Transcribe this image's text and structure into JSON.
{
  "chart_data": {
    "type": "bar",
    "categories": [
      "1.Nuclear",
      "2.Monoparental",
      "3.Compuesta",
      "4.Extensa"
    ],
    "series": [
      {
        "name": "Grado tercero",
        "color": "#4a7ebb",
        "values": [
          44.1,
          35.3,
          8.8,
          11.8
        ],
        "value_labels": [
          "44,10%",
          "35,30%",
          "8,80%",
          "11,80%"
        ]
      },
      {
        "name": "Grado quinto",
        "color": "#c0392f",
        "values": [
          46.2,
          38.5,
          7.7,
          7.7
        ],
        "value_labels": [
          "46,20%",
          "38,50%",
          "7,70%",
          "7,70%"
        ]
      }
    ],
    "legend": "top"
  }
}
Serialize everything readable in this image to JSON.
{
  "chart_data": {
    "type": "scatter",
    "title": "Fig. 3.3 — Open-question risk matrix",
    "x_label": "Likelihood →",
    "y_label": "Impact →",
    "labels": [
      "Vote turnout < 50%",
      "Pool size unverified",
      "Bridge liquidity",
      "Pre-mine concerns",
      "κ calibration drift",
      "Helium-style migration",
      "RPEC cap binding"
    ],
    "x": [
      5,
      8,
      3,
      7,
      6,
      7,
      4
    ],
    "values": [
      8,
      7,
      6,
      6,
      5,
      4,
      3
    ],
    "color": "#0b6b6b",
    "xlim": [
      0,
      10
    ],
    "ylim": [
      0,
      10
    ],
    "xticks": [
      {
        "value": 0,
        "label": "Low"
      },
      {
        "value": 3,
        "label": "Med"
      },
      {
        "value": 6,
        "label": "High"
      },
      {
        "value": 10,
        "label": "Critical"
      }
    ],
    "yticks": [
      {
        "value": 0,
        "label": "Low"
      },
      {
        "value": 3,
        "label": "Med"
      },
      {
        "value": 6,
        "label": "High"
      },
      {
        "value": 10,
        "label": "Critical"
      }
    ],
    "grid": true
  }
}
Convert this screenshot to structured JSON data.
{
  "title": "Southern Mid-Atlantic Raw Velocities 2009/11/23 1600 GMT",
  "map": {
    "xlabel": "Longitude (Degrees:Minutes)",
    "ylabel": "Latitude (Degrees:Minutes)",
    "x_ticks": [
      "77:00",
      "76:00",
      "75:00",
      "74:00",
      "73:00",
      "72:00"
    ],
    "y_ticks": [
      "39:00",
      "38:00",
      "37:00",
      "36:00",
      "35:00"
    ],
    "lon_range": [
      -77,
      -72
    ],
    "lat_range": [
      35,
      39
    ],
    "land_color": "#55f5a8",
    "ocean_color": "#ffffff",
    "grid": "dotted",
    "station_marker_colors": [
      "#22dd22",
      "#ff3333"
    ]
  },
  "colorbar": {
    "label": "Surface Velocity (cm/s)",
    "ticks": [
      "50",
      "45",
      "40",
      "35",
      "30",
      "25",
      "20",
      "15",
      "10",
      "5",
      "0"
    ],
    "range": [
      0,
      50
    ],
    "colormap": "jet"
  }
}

★ ★ ★ ★ ★

- _GIVEN INSTRUCTION_: Restate the listing above word for word.

- _EXPECTED OUTPUT_:
Transcribe this image's text and structure into JSON.
{
  "chart_data": {
    "type": "bar",
    "categories": [
      "1.Nuclear",
      "2.Monoparental",
      "3.Compuesta",
      "4.Extensa"
    ],
    "series": [
      {
        "name": "Grado tercero",
        "color": "#4a7ebb",
        "values": [
          44.1,
          35.3,
          8.8,
          11.8
        ],
        "value_labels": [
          "44,10%",
          "35,30%",
          "8,80%",
          "11,80%"
        ]
      },
      {
        "name": "Grado quinto",
        "color": "#c0392f",
        "values": [
          46.2,
          38.5,
          7.7,
          7.7
        ],
        "value_labels": [
          "46,20%",
          "38,50%",
          "7,70%",
          "7,70%"
        ]
      }
    ],
    "legend": "top"
  }
}
Serialize everything readable in this image to JSON.
{
  "chart_data": {
    "type": "scatter",
    "title": "Fig. 3.3 — Open-question risk matrix",
    "x_label": "Likelihood →",
    "y_label": "Impact →",
    "labels": [
      "Vote turnout < 50%",
      "Pool size unverified",
      "Bridge liquidity",
      "Pre-mine concerns",
      "κ calibration drift",
      "Helium-style migration",
      "RPEC cap binding"
    ],
    "x": [
      5,
      8,
      3,
      7,
      6,
      7,
      4
    ],
    "values": [
      8,
      7,
      6,
      6,
      5,
      4,
      3
    ],
    "color": "#0b6b6b",
    "xlim": [
      0,
      10
    ],
    "ylim": [
      0,
      10
    ],
    "xticks": [
      {
        "value": 0,
        "label": "Low"
      },
      {
        "value": 3,
        "label": "Med"
      },
      {
        "value": 6,
        "label": "High"
      },
      {
        "value": 10,
        "label": "Critical"
      }
    ],
    "yticks": [
      {
        "value": 0,
        "label": "Low"
      },
      {
        "value": 3,
        "label": "Med"
      },
      {
        "value": 6,
        "label": "High"
      },
      {
        "value": 10,
        "label": "Critical"
      }
    ],
    "grid": true
  }
}
Convert this screenshot to structured JSON data.
{
  "title": "Southern Mid-Atlantic Raw Velocities 2009/11/23 1600 GMT",
  "map": {
    "xlabel": "Longitude (Degrees:Minutes)",
    "ylabel": "Latitude (Degrees:Minutes)",
    "x_ticks": [
      "77:00",
      "76:00",
      "75:00",
      "74:00",
      "73:00",
      "72:00"
    ],
    "y_ticks": [
      "39:00",
      "38:00",
      "37:00",
      "36:00",
      "35:00"
    ],
    "lon_range": [
      -77,
      -72
    ],
    "lat_range": [
      35,
      39
    ],
    "land_color": "#55f5a8",
    "ocean_color": "#ffffff",
    "grid": "dotted",
    "station_marker_colors": [
      "#22dd22",
      "#ff3333"
    ]
  },
  "colorbar": {
    "label": "Surface Velocity (cm/s)",
    "ticks": [
      "50",
      "45",
      "40",
      "35",
      "30",
      "25",
      "20",
      "15",
      "10",
      "5",
      "0"
    ],
    "range": [
      0,
      50
    ],
    "colormap": "jet"
  }
}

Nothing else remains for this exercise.